**Aim of the task:** Lines containing the word "values" are the ones to copy from the records below.
──────
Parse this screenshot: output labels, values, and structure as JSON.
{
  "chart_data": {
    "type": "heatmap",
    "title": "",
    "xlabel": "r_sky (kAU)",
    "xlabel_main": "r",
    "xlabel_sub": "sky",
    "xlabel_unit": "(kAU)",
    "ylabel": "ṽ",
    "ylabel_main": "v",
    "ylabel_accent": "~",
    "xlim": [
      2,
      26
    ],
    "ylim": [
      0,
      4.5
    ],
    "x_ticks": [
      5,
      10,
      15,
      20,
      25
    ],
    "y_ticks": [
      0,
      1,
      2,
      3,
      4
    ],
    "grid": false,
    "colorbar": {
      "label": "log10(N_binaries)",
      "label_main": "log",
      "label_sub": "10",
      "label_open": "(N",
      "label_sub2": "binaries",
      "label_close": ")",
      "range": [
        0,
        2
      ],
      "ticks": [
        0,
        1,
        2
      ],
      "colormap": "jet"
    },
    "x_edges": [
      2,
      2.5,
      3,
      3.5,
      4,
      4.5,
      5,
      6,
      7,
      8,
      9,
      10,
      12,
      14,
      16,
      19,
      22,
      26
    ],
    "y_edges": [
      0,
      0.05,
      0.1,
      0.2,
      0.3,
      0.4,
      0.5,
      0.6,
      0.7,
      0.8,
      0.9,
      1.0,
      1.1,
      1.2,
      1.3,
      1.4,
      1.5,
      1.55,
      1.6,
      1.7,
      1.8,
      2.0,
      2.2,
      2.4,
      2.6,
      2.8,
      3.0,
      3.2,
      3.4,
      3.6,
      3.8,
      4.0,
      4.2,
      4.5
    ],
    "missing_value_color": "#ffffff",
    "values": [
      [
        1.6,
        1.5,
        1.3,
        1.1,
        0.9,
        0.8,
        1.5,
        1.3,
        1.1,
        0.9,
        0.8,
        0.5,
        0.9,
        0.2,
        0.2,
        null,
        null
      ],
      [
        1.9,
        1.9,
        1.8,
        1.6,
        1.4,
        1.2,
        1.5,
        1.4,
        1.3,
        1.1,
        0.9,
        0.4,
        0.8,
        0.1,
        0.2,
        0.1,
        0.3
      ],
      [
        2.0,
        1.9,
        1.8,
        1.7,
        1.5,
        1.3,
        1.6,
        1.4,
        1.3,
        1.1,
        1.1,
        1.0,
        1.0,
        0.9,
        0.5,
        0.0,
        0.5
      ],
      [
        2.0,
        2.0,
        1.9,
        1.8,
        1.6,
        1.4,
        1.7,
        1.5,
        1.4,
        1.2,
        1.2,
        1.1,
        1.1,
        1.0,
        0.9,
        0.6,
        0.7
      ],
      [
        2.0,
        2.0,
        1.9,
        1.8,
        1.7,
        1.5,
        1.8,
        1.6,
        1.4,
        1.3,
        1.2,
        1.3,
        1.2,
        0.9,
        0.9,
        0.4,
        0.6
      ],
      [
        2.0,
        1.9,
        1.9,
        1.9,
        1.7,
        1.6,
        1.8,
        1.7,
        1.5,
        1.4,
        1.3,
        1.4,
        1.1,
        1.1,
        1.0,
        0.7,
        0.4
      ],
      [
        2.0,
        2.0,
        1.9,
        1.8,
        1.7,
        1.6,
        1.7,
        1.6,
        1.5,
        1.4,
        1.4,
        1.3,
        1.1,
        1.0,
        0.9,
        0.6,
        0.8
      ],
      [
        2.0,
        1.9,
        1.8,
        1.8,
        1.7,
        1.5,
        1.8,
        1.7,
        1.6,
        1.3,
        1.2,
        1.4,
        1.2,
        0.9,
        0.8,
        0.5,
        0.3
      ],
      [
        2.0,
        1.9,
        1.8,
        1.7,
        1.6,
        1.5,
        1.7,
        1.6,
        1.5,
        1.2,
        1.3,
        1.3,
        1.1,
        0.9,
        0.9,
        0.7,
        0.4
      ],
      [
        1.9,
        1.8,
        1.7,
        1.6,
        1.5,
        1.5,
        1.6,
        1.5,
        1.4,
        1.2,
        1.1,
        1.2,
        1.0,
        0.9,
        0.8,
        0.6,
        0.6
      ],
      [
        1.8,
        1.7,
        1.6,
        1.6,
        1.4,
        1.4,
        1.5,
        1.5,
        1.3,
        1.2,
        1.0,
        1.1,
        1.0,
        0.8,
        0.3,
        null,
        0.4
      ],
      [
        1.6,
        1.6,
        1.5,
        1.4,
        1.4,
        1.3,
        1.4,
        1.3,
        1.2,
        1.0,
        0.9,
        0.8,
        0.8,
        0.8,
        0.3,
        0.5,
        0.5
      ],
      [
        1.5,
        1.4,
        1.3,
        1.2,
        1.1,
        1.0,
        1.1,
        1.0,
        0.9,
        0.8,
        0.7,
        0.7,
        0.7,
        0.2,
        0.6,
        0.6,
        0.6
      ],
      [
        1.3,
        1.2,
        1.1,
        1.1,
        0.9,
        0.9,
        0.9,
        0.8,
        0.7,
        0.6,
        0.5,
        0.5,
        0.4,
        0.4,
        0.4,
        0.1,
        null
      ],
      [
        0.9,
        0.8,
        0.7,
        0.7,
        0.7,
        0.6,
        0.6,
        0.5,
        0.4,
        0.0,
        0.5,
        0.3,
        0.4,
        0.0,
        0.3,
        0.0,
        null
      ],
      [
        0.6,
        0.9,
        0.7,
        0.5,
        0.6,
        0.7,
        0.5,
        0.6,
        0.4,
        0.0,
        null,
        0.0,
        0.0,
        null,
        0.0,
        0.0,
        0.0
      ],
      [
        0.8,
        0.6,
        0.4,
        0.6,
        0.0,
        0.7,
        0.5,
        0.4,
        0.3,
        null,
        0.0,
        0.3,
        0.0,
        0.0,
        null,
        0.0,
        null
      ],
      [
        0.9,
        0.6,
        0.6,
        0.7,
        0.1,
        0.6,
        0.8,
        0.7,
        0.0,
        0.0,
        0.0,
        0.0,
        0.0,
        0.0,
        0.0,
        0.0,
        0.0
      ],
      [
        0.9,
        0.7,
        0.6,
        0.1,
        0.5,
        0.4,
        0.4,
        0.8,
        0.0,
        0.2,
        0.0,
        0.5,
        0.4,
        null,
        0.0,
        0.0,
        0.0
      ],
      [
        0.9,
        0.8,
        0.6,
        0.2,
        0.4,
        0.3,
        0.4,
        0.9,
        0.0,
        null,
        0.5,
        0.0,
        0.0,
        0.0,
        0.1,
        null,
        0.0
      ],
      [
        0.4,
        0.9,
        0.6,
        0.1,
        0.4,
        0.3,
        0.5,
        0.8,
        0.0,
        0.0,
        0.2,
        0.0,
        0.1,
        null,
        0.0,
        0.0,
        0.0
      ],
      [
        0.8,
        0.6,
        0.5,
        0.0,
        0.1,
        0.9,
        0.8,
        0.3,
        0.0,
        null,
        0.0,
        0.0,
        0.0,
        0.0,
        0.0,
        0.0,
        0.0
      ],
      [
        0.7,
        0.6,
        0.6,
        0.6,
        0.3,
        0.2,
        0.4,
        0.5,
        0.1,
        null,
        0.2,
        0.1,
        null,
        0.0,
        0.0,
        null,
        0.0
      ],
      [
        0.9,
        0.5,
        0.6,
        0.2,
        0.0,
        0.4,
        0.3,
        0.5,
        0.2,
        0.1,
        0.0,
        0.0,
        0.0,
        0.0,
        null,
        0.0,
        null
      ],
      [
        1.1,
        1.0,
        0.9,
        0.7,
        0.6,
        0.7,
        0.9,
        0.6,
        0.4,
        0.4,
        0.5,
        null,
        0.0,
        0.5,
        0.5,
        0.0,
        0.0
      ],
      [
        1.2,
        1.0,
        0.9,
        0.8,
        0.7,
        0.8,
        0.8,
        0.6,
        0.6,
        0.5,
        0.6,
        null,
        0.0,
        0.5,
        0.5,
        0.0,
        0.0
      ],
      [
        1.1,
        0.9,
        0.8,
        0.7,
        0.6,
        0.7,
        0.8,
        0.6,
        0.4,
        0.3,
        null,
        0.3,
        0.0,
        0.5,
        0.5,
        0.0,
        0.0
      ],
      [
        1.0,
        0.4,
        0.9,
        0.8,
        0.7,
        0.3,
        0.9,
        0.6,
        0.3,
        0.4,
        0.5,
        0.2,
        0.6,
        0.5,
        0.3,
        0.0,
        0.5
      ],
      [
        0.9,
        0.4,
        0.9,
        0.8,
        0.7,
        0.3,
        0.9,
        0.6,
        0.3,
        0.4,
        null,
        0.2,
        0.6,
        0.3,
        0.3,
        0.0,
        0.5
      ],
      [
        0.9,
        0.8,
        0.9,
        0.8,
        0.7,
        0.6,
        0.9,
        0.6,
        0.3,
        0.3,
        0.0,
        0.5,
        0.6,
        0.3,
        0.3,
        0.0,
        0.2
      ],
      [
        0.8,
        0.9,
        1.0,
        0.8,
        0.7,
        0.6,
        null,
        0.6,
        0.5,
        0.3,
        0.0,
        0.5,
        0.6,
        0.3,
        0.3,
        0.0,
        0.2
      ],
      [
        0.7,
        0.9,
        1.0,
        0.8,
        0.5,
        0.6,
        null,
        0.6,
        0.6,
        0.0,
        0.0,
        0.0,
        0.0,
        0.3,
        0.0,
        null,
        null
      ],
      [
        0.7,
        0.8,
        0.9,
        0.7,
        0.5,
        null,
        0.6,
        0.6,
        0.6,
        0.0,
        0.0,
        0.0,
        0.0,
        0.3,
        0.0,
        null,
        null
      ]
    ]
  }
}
──────
**Result below:**
Parse this screenshot: output labels, values, and structure as JSON.
    "values": [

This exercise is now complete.